Items:

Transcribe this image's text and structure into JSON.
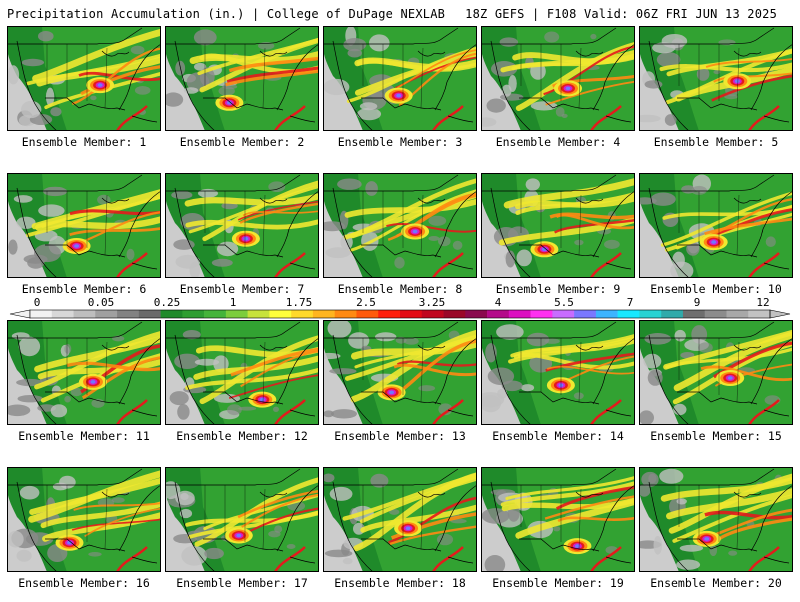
{
  "header": {
    "title_left": "Precipitation Accumulation (in.) | College of DuPage NEXLAB",
    "title_right": "18Z GEFS | F108 Valid: 06Z FRI JUN 13 2025"
  },
  "panels": [
    {
      "label": "Ensemble Member: 1"
    },
    {
      "label": "Ensemble Member: 2"
    },
    {
      "label": "Ensemble Member: 3"
    },
    {
      "label": "Ensemble Member: 4"
    },
    {
      "label": "Ensemble Member: 5"
    },
    {
      "label": "Ensemble Member: 6"
    },
    {
      "label": "Ensemble Member: 7"
    },
    {
      "label": "Ensemble Member: 8"
    },
    {
      "label": "Ensemble Member: 9"
    },
    {
      "label": "Ensemble Member: 10"
    },
    {
      "label": "Ensemble Member: 11"
    },
    {
      "label": "Ensemble Member: 12"
    },
    {
      "label": "Ensemble Member: 13"
    },
    {
      "label": "Ensemble Member: 14"
    },
    {
      "label": "Ensemble Member: 15"
    },
    {
      "label": "Ensemble Member: 16"
    },
    {
      "label": "Ensemble Member: 17"
    },
    {
      "label": "Ensemble Member: 18"
    },
    {
      "label": "Ensemble Member: 19"
    },
    {
      "label": "Ensemble Member: 20"
    }
  ],
  "colorbar": {
    "labels": [
      "0",
      "0.05",
      "0.25",
      "1",
      "1.75",
      "2.5",
      "3.25",
      "4",
      "5.5",
      "7",
      "9",
      "12"
    ],
    "colors": [
      "#f2f2f2",
      "#d8d8d8",
      "#bebebe",
      "#a0a0a0",
      "#828282",
      "#6a6a6a",
      "#1f8a2a",
      "#2e9e31",
      "#45b43a",
      "#7ccd3c",
      "#c7e23a",
      "#ffff3a",
      "#ffd92a",
      "#ffb51f",
      "#ff8a12",
      "#ff5a0a",
      "#ff1e0a",
      "#e30a14",
      "#c0061e",
      "#9a0828",
      "#8a0a4e",
      "#b40a8a",
      "#dc10c0",
      "#ff30f0",
      "#c86cff",
      "#7a78ff",
      "#3cb4ff",
      "#18e8ff",
      "#28d2d2",
      "#30aaaa",
      "#6e6e6e",
      "#8c8c8c",
      "#a8a8a8",
      "#c2c2c2"
    ]
  },
  "map_palette": {
    "land_background": "#d9d9d9",
    "light_gray": "#c0c0c0",
    "dark_gray": "#8a8a8a",
    "dark_green": "#1f8a2a",
    "green": "#3aaa35",
    "yellow": "#f0e830",
    "orange": "#ff8a12",
    "red": "#e41a1c",
    "magenta": "#d21ec8",
    "blue": "#6e78ff",
    "border": "#000000"
  }
}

Set task:
Copy out each line exactly, without the pictures.

Answer for the task:
Transcribe this image's text and structure into JSON.
{
  "header": {
    "title_left": "Precipitation Accumulation (in.) | College of DuPage NEXLAB",
    "title_right": "18Z GEFS | F108 Valid: 06Z FRI JUN 13 2025"
  },
  "panels": [
    {
      "label": "Ensemble Member: 1"
    },
    {
      "label": "Ensemble Member: 2"
    },
    {
      "label": "Ensemble Member: 3"
    },
    {
      "label": "Ensemble Member: 4"
    },
    {
      "label": "Ensemble Member: 5"
    },
    {
      "label": "Ensemble Member: 6"
    },
    {
      "label": "Ensemble Member: 7"
    },
    {
      "label": "Ensemble Member: 8"
    },
    {
      "label": "Ensemble Member: 9"
    },
    {
      "label": "Ensemble Member: 10"
    },
    {
      "label": "Ensemble Member: 11"
    },
    {
      "label": "Ensemble Member: 12"
    },
    {
      "label": "Ensemble Member: 13"
    },
    {
      "label": "Ensemble Member: 14"
    },
    {
      "label": "Ensemble Member: 15"
    },
    {
      "label": "Ensemble Member: 16"
    },
    {
      "label": "Ensemble Member: 17"
    },
    {
      "label": "Ensemble Member: 18"
    },
    {
      "label": "Ensemble Member: 19"
    },
    {
      "label": "Ensemble Member: 20"
    }
  ],
  "colorbar": {
    "labels": [
      "0",
      "0.05",
      "0.25",
      "1",
      "1.75",
      "2.5",
      "3.25",
      "4",
      "5.5",
      "7",
      "9",
      "12"
    ],
    "colors": [
      "#f2f2f2",
      "#d8d8d8",
      "#bebebe",
      "#a0a0a0",
      "#828282",
      "#6a6a6a",
      "#1f8a2a",
      "#2e9e31",
      "#45b43a",
      "#7ccd3c",
      "#c7e23a",
      "#ffff3a",
      "#ffd92a",
      "#ffb51f",
      "#ff8a12",
      "#ff5a0a",
      "#ff1e0a",
      "#e30a14",
      "#c0061e",
      "#9a0828",
      "#8a0a4e",
      "#b40a8a",
      "#dc10c0",
      "#ff30f0",
      "#c86cff",
      "#7a78ff",
      "#3cb4ff",
      "#18e8ff",
      "#28d2d2",
      "#30aaaa",
      "#6e6e6e",
      "#8c8c8c",
      "#a8a8a8",
      "#c2c2c2"
    ]
  },
  "map_palette": {
    "land_background": "#d9d9d9",
    "light_gray": "#c0c0c0",
    "dark_gray": "#8a8a8a",
    "dark_green": "#1f8a2a",
    "green": "#3aaa35",
    "yellow": "#f0e830",
    "orange": "#ff8a12",
    "red": "#e41a1c",
    "magenta": "#d21ec8",
    "blue": "#6e78ff",
    "border": "#000000"
  }
}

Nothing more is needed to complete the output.